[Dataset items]
╔══

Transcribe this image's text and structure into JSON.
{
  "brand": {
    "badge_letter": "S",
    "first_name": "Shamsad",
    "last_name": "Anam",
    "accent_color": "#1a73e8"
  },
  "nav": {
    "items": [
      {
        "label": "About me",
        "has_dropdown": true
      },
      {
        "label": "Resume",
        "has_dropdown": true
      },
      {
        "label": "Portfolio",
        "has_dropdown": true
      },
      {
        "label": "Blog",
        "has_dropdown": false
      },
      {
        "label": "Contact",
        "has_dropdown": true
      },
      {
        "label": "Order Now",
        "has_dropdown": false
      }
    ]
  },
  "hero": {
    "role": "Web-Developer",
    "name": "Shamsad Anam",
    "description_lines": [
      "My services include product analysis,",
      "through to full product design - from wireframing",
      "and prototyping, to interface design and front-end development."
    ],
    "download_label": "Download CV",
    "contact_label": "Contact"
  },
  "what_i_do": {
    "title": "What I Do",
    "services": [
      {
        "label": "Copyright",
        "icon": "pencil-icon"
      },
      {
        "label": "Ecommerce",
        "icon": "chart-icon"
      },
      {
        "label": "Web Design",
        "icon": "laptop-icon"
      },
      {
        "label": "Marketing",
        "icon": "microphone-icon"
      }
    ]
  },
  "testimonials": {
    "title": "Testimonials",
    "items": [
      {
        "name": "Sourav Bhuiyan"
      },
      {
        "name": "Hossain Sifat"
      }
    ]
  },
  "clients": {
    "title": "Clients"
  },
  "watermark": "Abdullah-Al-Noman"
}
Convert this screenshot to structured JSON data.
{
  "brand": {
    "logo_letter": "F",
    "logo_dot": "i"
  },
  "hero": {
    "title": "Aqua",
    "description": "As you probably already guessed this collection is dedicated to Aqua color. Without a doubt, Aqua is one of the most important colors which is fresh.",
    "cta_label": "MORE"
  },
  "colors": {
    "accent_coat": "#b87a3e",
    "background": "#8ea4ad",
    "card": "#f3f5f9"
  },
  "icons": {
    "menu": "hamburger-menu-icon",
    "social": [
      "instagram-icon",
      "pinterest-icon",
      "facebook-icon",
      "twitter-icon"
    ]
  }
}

╚══

■ **Exercise instructions**
Write out all the entries exactly.

■ **Complete answer**
Transcribe this image's text and structure into JSON.
{
  "brand": {
    "badge_letter": "S",
    "first_name": "Shamsad",
    "last_name": "Anam",
    "accent_color": "#1a73e8"
  },
  "nav": {
    "items": [
      {
        "label": "About me",
        "has_dropdown": true
      },
      {
        "label": "Resume",
        "has_dropdown": true
      },
      {
        "label": "Portfolio",
        "has_dropdown": true
      },
      {
        "label": "Blog",
        "has_dropdown": false
      },
      {
        "label": "Contact",
        "has_dropdown": true
      },
      {
        "label": "Order Now",
        "has_dropdown": false
      }
    ]
  },
  "hero": {
    "role": "Web-Developer",
    "name": "Shamsad Anam",
    "description_lines": [
      "My services include product analysis,",
      "through to full product design - from wireframing",
      "and prototyping, to interface design and front-end development."
    ],
    "download_label": "Download CV",
    "contact_label": "Contact"
  },
  "what_i_do": {
    "title": "What I Do",
    "services": [
      {
        "label": "Copyright",
        "icon": "pencil-icon"
      },
      {
        "label": "Ecommerce",
        "icon": "chart-icon"
      },
      {
        "label": "Web Design",
        "icon": "laptop-icon"
      },
      {
        "label": "Marketing",
        "icon": "microphone-icon"
      }
    ]
  },
  "testimonials": {
    "title": "Testimonials",
    "items": [
      {
        "name": "Sourav Bhuiyan"
      },
      {
        "name": "Hossain Sifat"
      }
    ]
  },
  "clients": {
    "title": "Clients"
  },
  "watermark": "Abdullah-Al-Noman"
}
Convert this screenshot to structured JSON data.
{
  "brand": {
    "logo_letter": "F",
    "logo_dot": "i"
  },
  "hero": {
    "title": "Aqua",
    "description": "As you probably already guessed this collection is dedicated to Aqua color. Without a doubt, Aqua is one of the most important colors which is fresh.",
    "cta_label": "MORE"
  },
  "colors": {
    "accent_coat": "#b87a3e",
    "background": "#8ea4ad",
    "card": "#f3f5f9"
  },
  "icons": {
    "menu": "hamburger-menu-icon",
    "social": [
      "instagram-icon",
      "pinterest-icon",
      "facebook-icon",
      "twitter-icon"
    ]
  }
}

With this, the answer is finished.